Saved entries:
══════
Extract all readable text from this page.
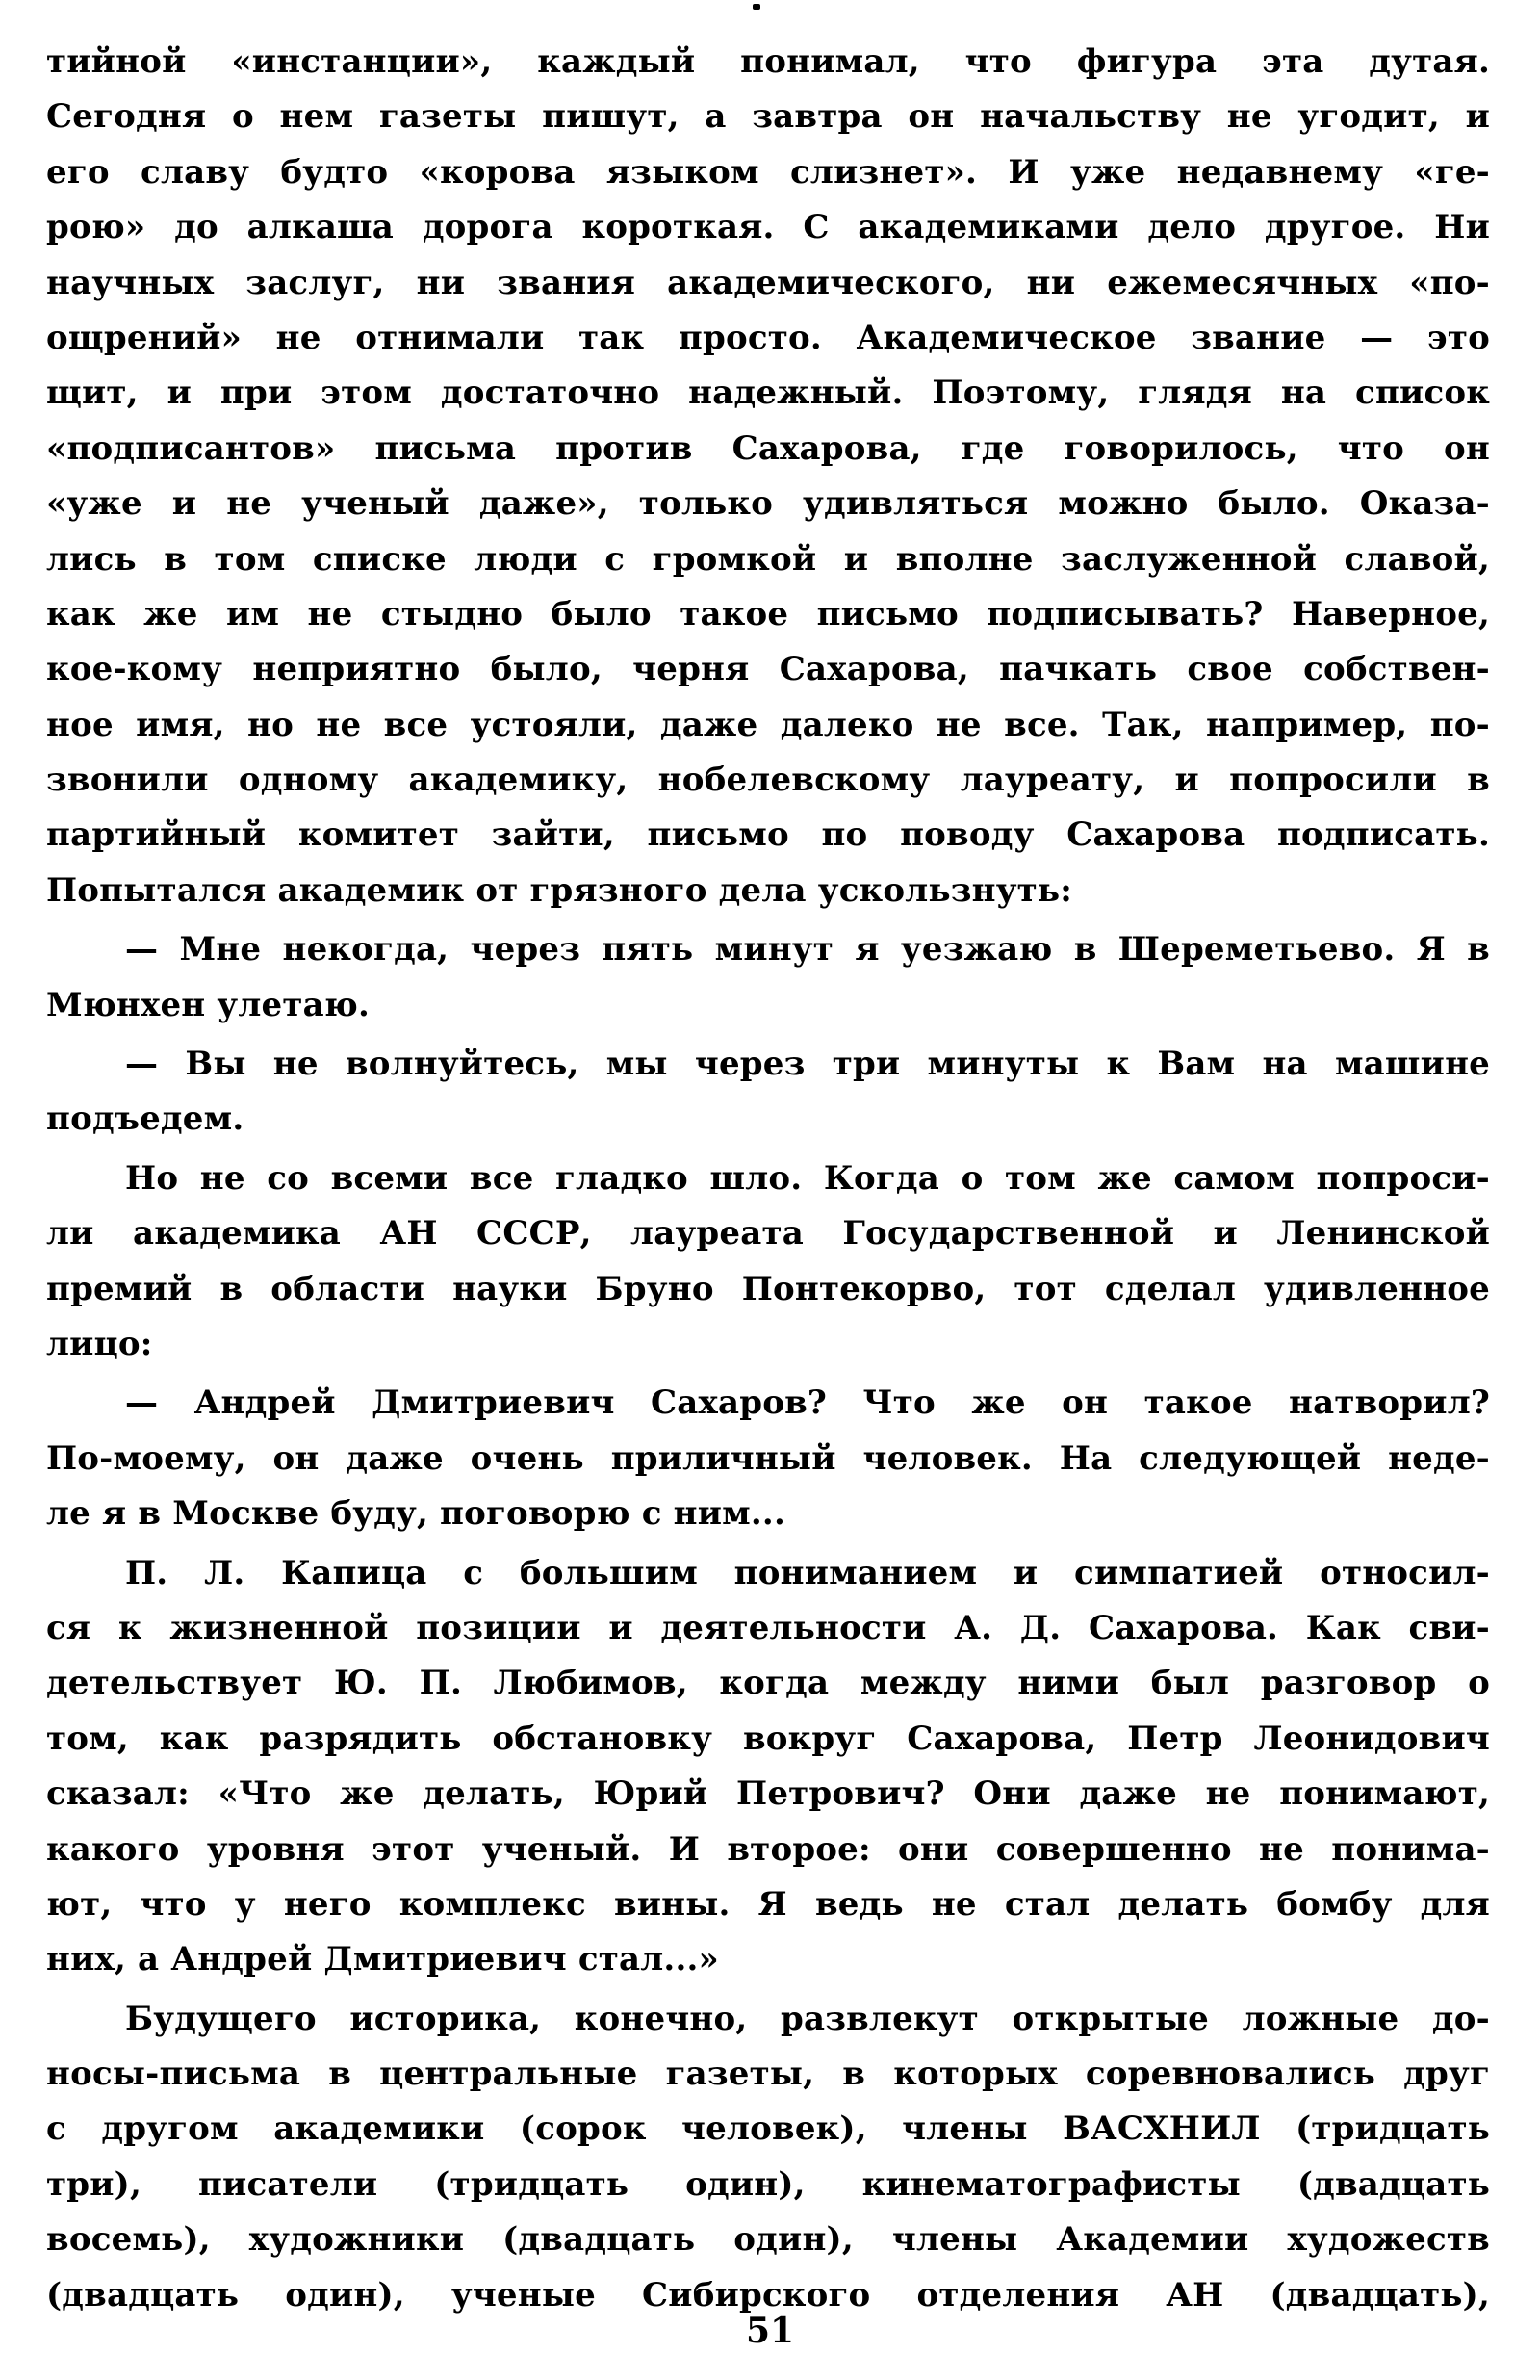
тийной «инстанции», каждый понимал, что фигура эта дутая.
Сегодня о нем газеты пишут, а завтра он начальству не угодит, и
его славу будто «корова языком слизнет». И уже недавнему «ге-
рою» до алкаша дорога короткая. С академиками дело другое. Ни
научных заслуг, ни звания академического, ни ежемесячных «по-
ощрений» не отнимали так просто. Академическое звание — это
щит, и при этом достаточно надежный. Поэтому, глядя на список
«подписантов» письма против Сахарова, где говорилось, что он
«уже и не ученый даже», только удивляться можно было. Оказа-
лись в том списке люди с громкой и вполне заслуженной славой,
как же им не стыдно было такое письмо подписывать? Наверное,
кое-кому неприятно было, черня Сахарова, пачкать свое собствен-
ное имя, но не все устояли, даже далеко не все. Так, например, по-
звонили одному академику, нобелевскому лауреату, и попросили в
партийный комитет зайти, письмо по поводу Сахарова подписать.
Попытался академик от грязного дела ускользнуть:
— Мне некогда, через пять минут я уезжаю в Шереметьево. Я в
Мюнхен улетаю.
— Вы не волнуйтесь, мы через три минуты к Вам на машине
подъедем.
Но не со всеми все гладко шло. Когда о том же самом попроси-
ли академика АН СССР, лауреата Государственной и Ленинской
премий в области науки Бруно Понтекорво, тот сделал удивленное
лицо:
— Андрей Дмитриевич Сахаров? Что же он такое натворил?
По-моему, он даже очень приличный человек. На следующей неде-
ле я в Москве буду, поговорю с ним...
П. Л. Капица с большим пониманием и симпатией относил-
ся к жизненной позиции и деятельности А. Д. Сахарова. Как сви-
детельствует Ю. П. Любимов, когда между ними был разговор о
том, как разрядить обстановку вокруг Сахарова, Петр Леонидович
сказал: «Что же делать, Юрий Петрович? Они даже не понимают,
какого уровня этот ученый. И второе: они совершенно не понима-
ют, что у него комплекс вины. Я ведь не стал делать бомбу для
них, а Андрей Дмитриевич стал...»
Будущего историка, конечно, развлекут открытые ложные до-
носы-письма в центральные газеты, в которых соревновались друг
с другом академики (сорок человек), члены ВАСХНИЛ (тридцать
три), писатели (тридцать один), кинематографисты (двадцать
восемь), художники (двадцать один), члены Академии художеств
(двадцать один), ученые Сибирского отделения АН (двадцать),
51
══════
Set problem: Restate the entire listing word for word, excluding pictures.

Task result:
Extract all readable text from this page.
тийной «инстанции», каждый понимал, что фигура эта дутая.
Сегодня о нем газеты пишут, а завтра он начальству не угодит, и
его славу будто «корова языком слизнет». И уже недавнему «ге-
рою» до алкаша дорога короткая. С академиками дело другое. Ни
научных заслуг, ни звания академического, ни ежемесячных «по-
ощрений» не отнимали так просто. Академическое звание — это
щит, и при этом достаточно надежный. Поэтому, глядя на список
«подписантов» письма против Сахарова, где говорилось, что он
«уже и не ученый даже», только удивляться можно было. Оказа-
лись в том списке люди с громкой и вполне заслуженной славой,
как же им не стыдно было такое письмо подписывать? Наверное,
кое-кому неприятно было, черня Сахарова, пачкать свое собствен-
ное имя, но не все устояли, даже далеко не все. Так, например, по-
звонили одному академику, нобелевскому лауреату, и попросили в
партийный комитет зайти, письмо по поводу Сахарова подписать.
Попытался академик от грязного дела ускользнуть:
— Мне некогда, через пять минут я уезжаю в Шереметьево. Я в
Мюнхен улетаю.
— Вы не волнуйтесь, мы через три минуты к Вам на машине
подъедем.
Но не со всеми все гладко шло. Когда о том же самом попроси-
ли академика АН СССР, лауреата Государственной и Ленинской
премий в области науки Бруно Понтекорво, тот сделал удивленное
лицо:
— Андрей Дмитриевич Сахаров? Что же он такое натворил?
По-моему, он даже очень приличный человек. На следующей неде-
ле я в Москве буду, поговорю с ним...
П. Л. Капица с большим пониманием и симпатией относил-
ся к жизненной позиции и деятельности А. Д. Сахарова. Как сви-
детельствует Ю. П. Любимов, когда между ними был разговор о
том, как разрядить обстановку вокруг Сахарова, Петр Леонидович
сказал: «Что же делать, Юрий Петрович? Они даже не понимают,
какого уровня этот ученый. И второе: они совершенно не понима-
ют, что у него комплекс вины. Я ведь не стал делать бомбу для
них, а Андрей Дмитриевич стал...»
Будущего историка, конечно, развлекут открытые ложные до-
носы-письма в центральные газеты, в которых соревновались друг
с другом академики (сорок человек), члены ВАСХНИЛ (тридцать
три), писатели (тридцать один), кинематографисты (двадцать
восемь), художники (двадцать один), члены Академии художеств
(двадцать один), ученые Сибирского отделения АН (двадцать),
51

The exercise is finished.